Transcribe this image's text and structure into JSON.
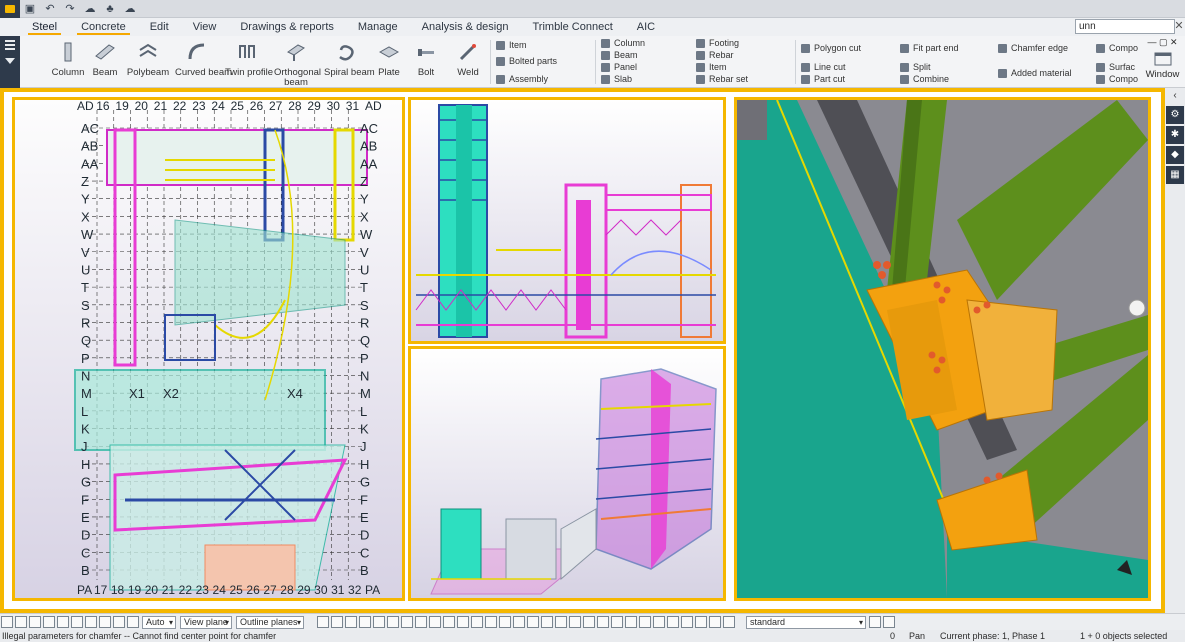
{
  "quick_access": {
    "buttons": [
      "save-icon",
      "undo-icon",
      "redo-icon",
      "cloud-icon",
      "tree-icon",
      "cloud-sync-icon"
    ]
  },
  "tabs": [
    {
      "label": "Steel",
      "active": true
    },
    {
      "label": "Concrete",
      "active": false,
      "accent": true
    },
    {
      "label": "Edit",
      "active": false
    },
    {
      "label": "View",
      "active": false
    },
    {
      "label": "Drawings & reports",
      "active": false
    },
    {
      "label": "Manage",
      "active": false
    },
    {
      "label": "Analysis & design",
      "active": false
    },
    {
      "label": "Trimble Connect",
      "active": false
    },
    {
      "label": "AIC",
      "active": false
    }
  ],
  "search": {
    "value": "unn",
    "clear": "✕"
  },
  "ribbon": {
    "steel_buttons": [
      "Column",
      "Beam",
      "Polybeam",
      "Curved beam",
      "Twin profile",
      "Orthogonal beam",
      "Spiral beam",
      "Plate",
      "Bolt",
      "Weld"
    ],
    "group1": [
      "Item",
      "Bolted parts",
      "Assembly"
    ],
    "concrete_col1": [
      "Column",
      "Beam",
      "Panel",
      "Slab"
    ],
    "concrete_col2": [
      "Footing",
      "Rebar",
      "Item",
      "Rebar set"
    ],
    "edit_col1": [
      "Polygon cut",
      "Line cut",
      "Part cut"
    ],
    "edit_col2": [
      "Fit part end",
      "Split",
      "Combine"
    ],
    "edit_col3": [
      "Chamfer edge",
      "Added material"
    ],
    "edit_col4": [
      "Compo",
      "Surfac",
      "Compo"
    ],
    "window_label": "Window"
  },
  "view1": {
    "top_labels": [
      "AD",
      "16",
      "19",
      "20",
      "21",
      "22",
      "23",
      "24",
      "25",
      "26",
      "27",
      "28",
      "29",
      "30",
      "31",
      "AD"
    ],
    "bottom_labels": [
      "PA",
      "17",
      "18",
      "19",
      "20",
      "21",
      "22",
      "23",
      "24",
      "25",
      "26",
      "27",
      "28",
      "29",
      "30",
      "31",
      "32",
      "PA"
    ],
    "row_labels": [
      "AC",
      "AB",
      "AA",
      "Z",
      "Y",
      "X",
      "W",
      "V",
      "U",
      "T",
      "S",
      "R",
      "Q",
      "P",
      "N",
      "M",
      "L",
      "K",
      "J",
      "H",
      "G",
      "F",
      "E",
      "D",
      "C",
      "B"
    ],
    "markers": [
      "X1",
      "X2",
      "X4"
    ]
  },
  "bottom_toolbar": {
    "select1": "Auto",
    "select2": "View plane",
    "select3": "Outline planes",
    "select4": "standard"
  },
  "status": {
    "message": "Illegal parameters for chamfer -- Cannot find center point for chamfer",
    "count": "0",
    "mode": "Pan",
    "phase": "Current phase: 1, Phase 1",
    "selection": "1 + 0 objects selected"
  },
  "colors": {
    "accent": "#f5b700",
    "dark": "#2e3a4b",
    "green_member": "#5d8f1c",
    "orange_plate": "#f3a10f",
    "teal_slab": "#19b39b"
  }
}
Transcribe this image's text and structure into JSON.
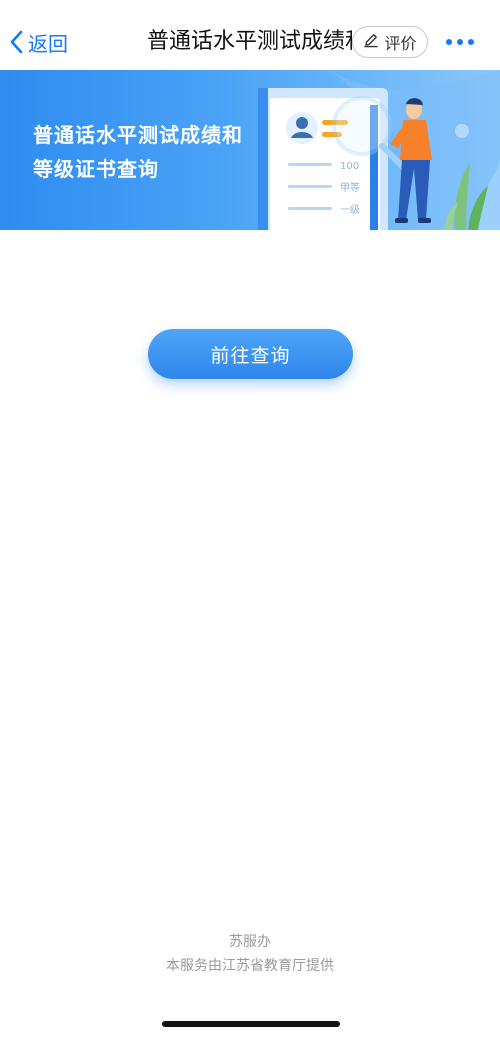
{
  "navbar": {
    "back_label": "返回",
    "title": "普通话水平测试成绩和等级证书查询",
    "rate_label": "评价",
    "back_icon": "chevron-left-icon",
    "rate_icon": "pencil-icon",
    "more_icon": "more-dots-icon",
    "accent_color": "#1677ff"
  },
  "banner": {
    "title": "普通话水平测试成绩和等级证书查询",
    "card_score": "100",
    "card_grade": "甲等",
    "card_level": "一级",
    "gradient_start": "#2f8cf0",
    "gradient_end": "#8cc8fb"
  },
  "main": {
    "query_button_label": "前往查询",
    "button_color": "#2f86ec"
  },
  "footer": {
    "brand": "苏服办",
    "provider": "本服务由江苏省教育厅提供"
  }
}
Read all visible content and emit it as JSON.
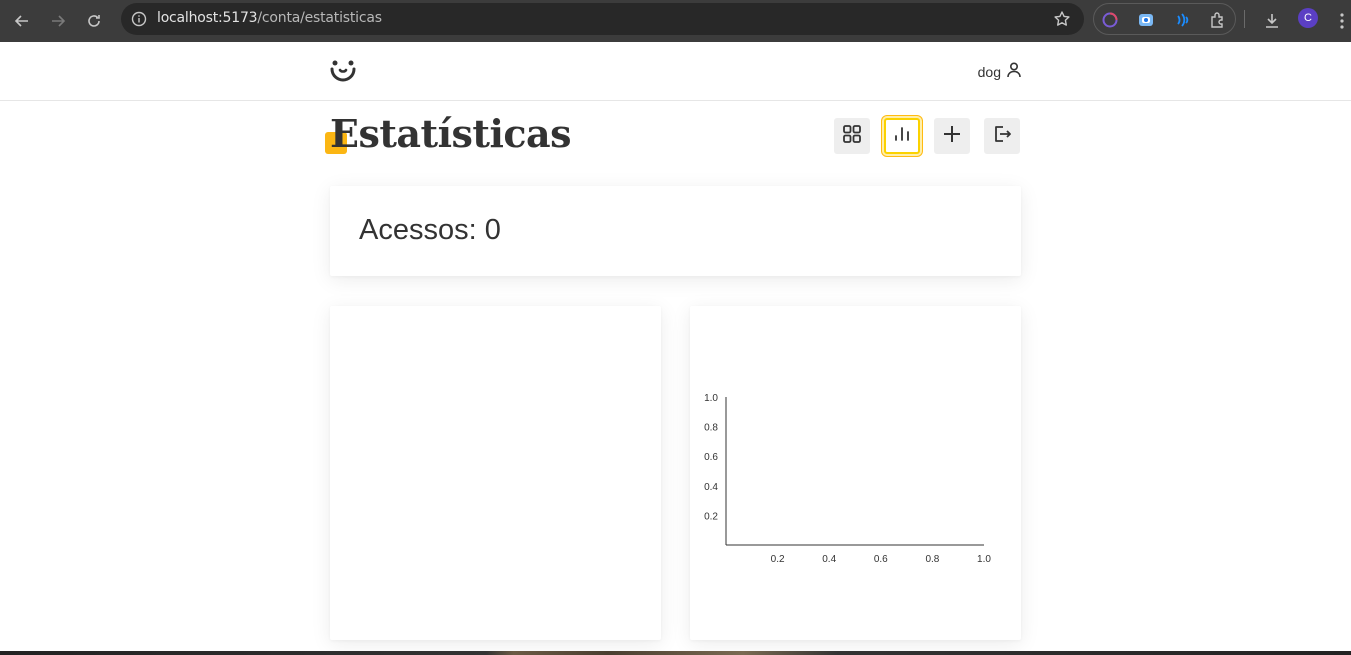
{
  "browser": {
    "url_host": "localhost:5173",
    "url_path": "/conta/estatisticas",
    "profile_initial": "C",
    "icons": [
      "back-icon",
      "forward-icon",
      "reload-icon",
      "site-info-icon",
      "bookmark-star-icon",
      "extension-icon",
      "download-icon",
      "menu-icon"
    ]
  },
  "header": {
    "username": "dog"
  },
  "page": {
    "title": "Estatísticas",
    "actions": [
      {
        "name": "feed",
        "icon": "grid-icon"
      },
      {
        "name": "estatisticas",
        "icon": "bar-chart-icon",
        "active": true
      },
      {
        "name": "postar",
        "icon": "plus-icon"
      },
      {
        "name": "sair",
        "icon": "logout-icon"
      }
    ]
  },
  "stats": {
    "total_label": "Acessos: 0"
  },
  "colors": {
    "accent": "#fbb613",
    "text": "#333333"
  },
  "chart_data": {
    "type": "bar",
    "categories": [],
    "values": [],
    "title": "",
    "xlabel": "",
    "ylabel": "",
    "xlim": [
      0,
      1.0
    ],
    "ylim": [
      0,
      1.0
    ],
    "x_ticks": [
      "0.2",
      "0.4",
      "0.6",
      "0.8",
      "1.0"
    ],
    "y_ticks": [
      "0.2",
      "0.4",
      "0.6",
      "0.8",
      "1.0"
    ],
    "grid": false
  }
}
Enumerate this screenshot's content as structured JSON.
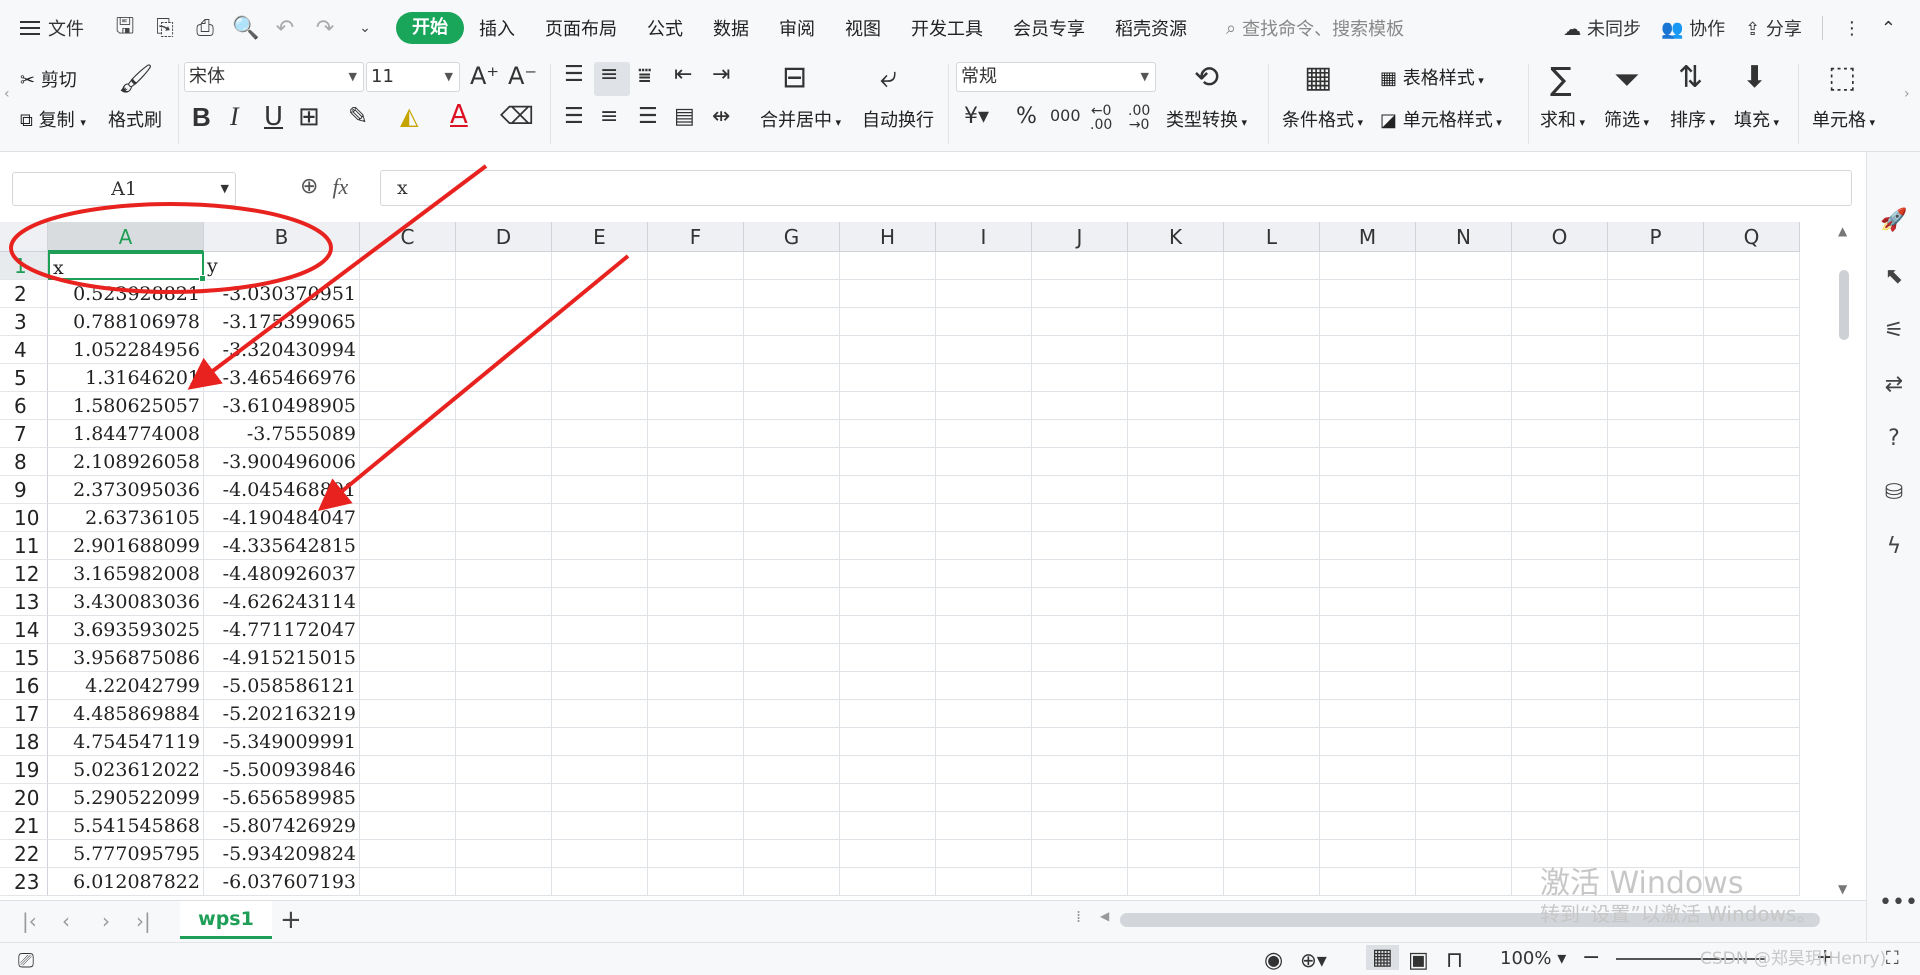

- **WHAT THE TASK REQUIRES**
Transcribe every entry word for word, but omit the pictures.

- **TASK OUTPUT**
Transcribe this image's text and structure into JSON.
{
  "quick_access": {
    "buttons": [
      "save-icon",
      "undo-icon",
      "redo-icon",
      "cloud-icon",
      "tree-icon",
      "cloud-sync-icon"
    ]
  },
  "tabs": [
    {
      "label": "Steel",
      "active": true
    },
    {
      "label": "Concrete",
      "active": false,
      "accent": true
    },
    {
      "label": "Edit",
      "active": false
    },
    {
      "label": "View",
      "active": false
    },
    {
      "label": "Drawings & reports",
      "active": false
    },
    {
      "label": "Manage",
      "active": false
    },
    {
      "label": "Analysis & design",
      "active": false
    },
    {
      "label": "Trimble Connect",
      "active": false
    },
    {
      "label": "AIC",
      "active": false
    }
  ],
  "search": {
    "value": "unn",
    "clear": "✕"
  },
  "ribbon": {
    "steel_buttons": [
      "Column",
      "Beam",
      "Polybeam",
      "Curved beam",
      "Twin profile",
      "Orthogonal beam",
      "Spiral beam",
      "Plate",
      "Bolt",
      "Weld"
    ],
    "group1": [
      "Item",
      "Bolted parts",
      "Assembly"
    ],
    "concrete_col1": [
      "Column",
      "Beam",
      "Panel",
      "Slab"
    ],
    "concrete_col2": [
      "Footing",
      "Rebar",
      "Item",
      "Rebar set"
    ],
    "edit_col1": [
      "Polygon cut",
      "Line cut",
      "Part cut"
    ],
    "edit_col2": [
      "Fit part end",
      "Split",
      "Combine"
    ],
    "edit_col3": [
      "Chamfer edge",
      "Added material"
    ],
    "edit_col4": [
      "Compo",
      "Surfac",
      "Compo"
    ],
    "window_label": "Window"
  },
  "view1": {
    "top_labels": [
      "AD",
      "16",
      "19",
      "20",
      "21",
      "22",
      "23",
      "24",
      "25",
      "26",
      "27",
      "28",
      "29",
      "30",
      "31",
      "AD"
    ],
    "bottom_labels": [
      "PA",
      "17",
      "18",
      "19",
      "20",
      "21",
      "22",
      "23",
      "24",
      "25",
      "26",
      "27",
      "28",
      "29",
      "30",
      "31",
      "32",
      "PA"
    ],
    "row_labels": [
      "AC",
      "AB",
      "AA",
      "Z",
      "Y",
      "X",
      "W",
      "V",
      "U",
      "T",
      "S",
      "R",
      "Q",
      "P",
      "N",
      "M",
      "L",
      "K",
      "J",
      "H",
      "G",
      "F",
      "E",
      "D",
      "C",
      "B"
    ],
    "markers": [
      "X1",
      "X2",
      "X4"
    ]
  },
  "bottom_toolbar": {
    "select1": "Auto",
    "select2": "View plane",
    "select3": "Outline planes",
    "select4": "standard"
  },
  "status": {
    "message": "Illegal parameters for chamfer -- Cannot find center point for chamfer",
    "count": "0",
    "mode": "Pan",
    "phase": "Current phase: 1, Phase 1",
    "selection": "1 + 0 objects selected"
  },
  "colors": {
    "accent": "#f5b700",
    "dark": "#2e3a4b",
    "green_member": "#5d8f1c",
    "orange_plate": "#f3a10f",
    "teal_slab": "#19b39b"
  }
}
Transcribe this image's text and structure into JSON.
{
  "navbar": {
    "back_label": "返回",
    "title": "普通话水平测试成绩和等级证书查询",
    "rate_label": "评价",
    "back_icon": "chevron-left-icon",
    "rate_icon": "pencil-icon",
    "more_icon": "more-dots-icon",
    "accent_color": "#1677ff"
  },
  "banner": {
    "title": "普通话水平测试成绩和等级证书查询",
    "card_score": "100",
    "card_grade": "甲等",
    "card_level": "一级",
    "gradient_start": "#2f8cf0",
    "gradient_end": "#8cc8fb"
  },
  "main": {
    "query_button_label": "前往查询",
    "button_color": "#2f86ec"
  },
  "footer": {
    "brand": "苏服办",
    "provider": "本服务由江苏省教育厅提供"
  }
}
Read all visible content and emit it as JSON.
{
  "browser": {
    "url_host": "localhost:5173",
    "url_path": "/conta/estatisticas",
    "profile_initial": "C",
    "icons": [
      "back-icon",
      "forward-icon",
      "reload-icon",
      "site-info-icon",
      "bookmark-star-icon",
      "extension-icon",
      "download-icon",
      "menu-icon"
    ]
  },
  "header": {
    "username": "dog"
  },
  "page": {
    "title": "Estatísticas",
    "actions": [
      {
        "name": "feed",
        "icon": "grid-icon"
      },
      {
        "name": "estatisticas",
        "icon": "bar-chart-icon",
        "active": true
      },
      {
        "name": "postar",
        "icon": "plus-icon"
      },
      {
        "name": "sair",
        "icon": "logout-icon"
      }
    ]
  },
  "stats": {
    "total_label": "Acessos: 0"
  },
  "colors": {
    "accent": "#fbb613",
    "text": "#333333"
  },
  "chart_data": {
    "type": "bar",
    "categories": [],
    "values": [],
    "title": "",
    "xlabel": "",
    "ylabel": "",
    "xlim": [
      0,
      1.0
    ],
    "ylim": [
      0,
      1.0
    ],
    "x_ticks": [
      "0.2",
      "0.4",
      "0.6",
      "0.8",
      "1.0"
    ],
    "y_ticks": [
      "0.2",
      "0.4",
      "0.6",
      "0.8",
      "1.0"
    ],
    "grid": false
  }
}
Enumerate this screenshot's content as structured JSON.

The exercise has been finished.